◆ 抜粋テキスト ◆
========

教員コラム

政治・経済・IT・国際・環境などさまざまなジャンルの中から、社会の話題や関心の高いトピックについて教員たちがわかりやすく解説します。

環境

まず、私は鯨を食べる文化には積極的ですが、調査捕鯨には消極的です。また、私は(日本に限らず)各国各地の文化や風俗が好きですが、各国の政府や政治には距離をおいています。ですからこの場で私が国の代弁をすることもないので、日本政府の調査捕鯨およびこれに関連した国際紛争に関しての公式見解は文末に示した外務省サイトや農林水産省サイトなどを参考にしてください。私は私なりの意見を示していきます。

現在、国際司法裁判所(ICJ)で調査捕鯨が提訴されており、日本VSオーストラリアな構図がつくられていますが、これは本来、国家を超えて調査捕鯨を“まだまだやる”派VS“ぼちぼち止める”派で議論を進めるべきだと考えます(しかし、ICJの仕組みが、国が国を訴える形式なので、今のところは実現しません)。
これはどうしてか?日本人の全員が調査捕鯨を「まだまだ続けるべき」だと考えているわけではありませんよね。無関心に思っている人も多くいるはずです。なのに、なんとなく調査捕鯨続行が国民の総意であるかのような刷り込みが行われています。さらに、日本人“全員”が調査捕鯨をまだまだやりたがっていると国際的に印象付けてしまうことになります(おそらくマイナス要因です)。逆も同じです。オーストラリア国民全体が、調査捕鯨に反対してる?それこそ無関心な人が多数いるはずです。なのに、日本VSオーストラリアの図式にもっていかれてしまうと、なんとなく敵対心を持ってしまう(サッカーの対豪州戦で過剰に盛り上がったり)。イケナイですね。

========

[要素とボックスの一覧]
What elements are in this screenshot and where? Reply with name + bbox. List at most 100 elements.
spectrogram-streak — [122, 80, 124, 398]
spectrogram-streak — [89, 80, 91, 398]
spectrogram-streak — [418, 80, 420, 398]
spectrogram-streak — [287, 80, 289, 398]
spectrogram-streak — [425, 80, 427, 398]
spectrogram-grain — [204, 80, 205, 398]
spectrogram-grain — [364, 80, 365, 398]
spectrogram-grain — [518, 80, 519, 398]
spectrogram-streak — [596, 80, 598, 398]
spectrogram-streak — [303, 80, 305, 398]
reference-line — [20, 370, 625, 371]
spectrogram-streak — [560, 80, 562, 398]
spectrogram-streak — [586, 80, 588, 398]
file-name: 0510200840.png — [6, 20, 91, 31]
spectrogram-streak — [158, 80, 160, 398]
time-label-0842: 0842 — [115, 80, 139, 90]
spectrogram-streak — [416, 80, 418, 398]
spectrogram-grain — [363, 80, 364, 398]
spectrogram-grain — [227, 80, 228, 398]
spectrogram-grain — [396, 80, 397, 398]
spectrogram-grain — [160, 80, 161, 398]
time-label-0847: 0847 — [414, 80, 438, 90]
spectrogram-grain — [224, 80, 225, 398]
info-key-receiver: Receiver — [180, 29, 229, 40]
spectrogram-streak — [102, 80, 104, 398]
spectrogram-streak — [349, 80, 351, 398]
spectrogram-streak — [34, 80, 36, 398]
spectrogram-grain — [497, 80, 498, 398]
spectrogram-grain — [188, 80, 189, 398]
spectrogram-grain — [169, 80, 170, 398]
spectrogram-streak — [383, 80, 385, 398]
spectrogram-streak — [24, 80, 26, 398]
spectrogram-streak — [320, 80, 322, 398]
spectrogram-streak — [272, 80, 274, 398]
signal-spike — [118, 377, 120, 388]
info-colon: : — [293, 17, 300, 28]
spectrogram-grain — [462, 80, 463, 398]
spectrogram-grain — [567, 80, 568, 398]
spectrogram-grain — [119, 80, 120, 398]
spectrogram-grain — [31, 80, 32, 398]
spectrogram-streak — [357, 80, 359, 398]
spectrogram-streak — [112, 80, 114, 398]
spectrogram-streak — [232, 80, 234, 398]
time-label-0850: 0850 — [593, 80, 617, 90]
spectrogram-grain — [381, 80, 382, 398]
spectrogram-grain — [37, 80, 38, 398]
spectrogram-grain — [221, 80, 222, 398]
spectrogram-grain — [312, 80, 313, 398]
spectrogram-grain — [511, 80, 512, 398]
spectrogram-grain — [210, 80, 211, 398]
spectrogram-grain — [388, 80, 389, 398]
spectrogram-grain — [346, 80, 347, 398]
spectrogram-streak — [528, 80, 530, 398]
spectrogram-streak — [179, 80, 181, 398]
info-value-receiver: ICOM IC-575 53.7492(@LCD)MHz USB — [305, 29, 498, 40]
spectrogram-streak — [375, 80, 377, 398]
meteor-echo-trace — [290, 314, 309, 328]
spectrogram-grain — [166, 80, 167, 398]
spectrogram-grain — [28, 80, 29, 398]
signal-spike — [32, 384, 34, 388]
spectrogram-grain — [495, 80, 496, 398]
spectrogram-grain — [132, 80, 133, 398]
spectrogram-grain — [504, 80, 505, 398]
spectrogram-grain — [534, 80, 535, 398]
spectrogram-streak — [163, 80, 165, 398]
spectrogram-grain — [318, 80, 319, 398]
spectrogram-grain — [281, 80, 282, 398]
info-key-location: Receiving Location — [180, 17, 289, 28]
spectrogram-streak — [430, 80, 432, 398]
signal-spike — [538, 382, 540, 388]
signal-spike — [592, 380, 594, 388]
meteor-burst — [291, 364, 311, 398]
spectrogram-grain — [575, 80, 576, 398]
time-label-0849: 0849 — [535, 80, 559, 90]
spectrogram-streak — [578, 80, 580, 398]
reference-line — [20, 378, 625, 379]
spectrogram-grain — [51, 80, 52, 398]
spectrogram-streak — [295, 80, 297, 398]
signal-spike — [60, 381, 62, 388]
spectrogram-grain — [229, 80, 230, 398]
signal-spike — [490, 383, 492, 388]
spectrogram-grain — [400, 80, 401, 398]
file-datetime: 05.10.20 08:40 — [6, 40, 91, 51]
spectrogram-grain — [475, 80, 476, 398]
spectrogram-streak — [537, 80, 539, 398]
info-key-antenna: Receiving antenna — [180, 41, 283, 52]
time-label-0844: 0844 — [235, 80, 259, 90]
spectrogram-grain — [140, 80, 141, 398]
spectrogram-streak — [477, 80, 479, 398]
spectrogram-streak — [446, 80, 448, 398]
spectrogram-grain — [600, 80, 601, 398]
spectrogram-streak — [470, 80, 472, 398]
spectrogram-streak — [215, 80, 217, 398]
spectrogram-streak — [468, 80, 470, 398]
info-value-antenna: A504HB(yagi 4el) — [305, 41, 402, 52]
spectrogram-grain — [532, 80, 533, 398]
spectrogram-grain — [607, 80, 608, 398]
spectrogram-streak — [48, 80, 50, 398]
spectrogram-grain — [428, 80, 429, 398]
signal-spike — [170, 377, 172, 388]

========

◆ 課題の内容 ◆
調査捕鯨のコラムから、「まず、私は鯨を食べる文化には」に始まり「がったり)。イケナイですね。」に至るまでのすべてを、一字も変えずに引用すること。 資料は調査捕鯨のコラムとは関係がない。

◆ 問題の解答 ◆
まず、私は鯨を食べる文化には積極的ですが、調査捕鯨には消極的です。また、私は(日本に限らず)各国各地の文化や風俗が好きですが、各国の政府や政治には距離をおいています。ですからこの場で私が国の代弁をすることもないので、日本政府の調査捕鯨およびこれに関連した国際紛争に関しての公式見解は文末に示した外務省サイトや農林水産省サイトなどを参考にしてください。私は私なりの意見を示していきます。

現在、国際司法裁判所(ICJ)で調査捕鯨が提訴されており、日本VSオーストラリアな構図がつくられていますが、これは本来、国家を超えて調査捕鯨を“まだまだやる”派VS“ぼちぼち止める”派で議論を進めるべきだと考えます(しかし、ICJの仕組みが、国が国を訴える形式なので、今のところは実現しません)。
これはどうしてか?日本人の全員が調査捕鯨を「まだまだ続けるべき」だと考えているわけではありませんよね。無関心に思っている人も多くいるはずです。なのに、なんとなく調査捕鯨続行が国民の総意であるかのような刷り込みが行われています。さらに、日本人“全員”が調査捕鯨をまだまだやりたがっていると国際的に印象付けてしまうことになります(おそらくマイナス要因です)。逆も同じです。オーストラリア国民全体が、調査捕鯨に反対してる?それこそ無関心な人が多数いるはずです。なのに、日本VSオーストラリアの図式にもっていかれてしまうと、なんとなく敵対心を持ってしまう(サッカーの対豪州戦で過剰に盛り上がったり)。イケナイですね。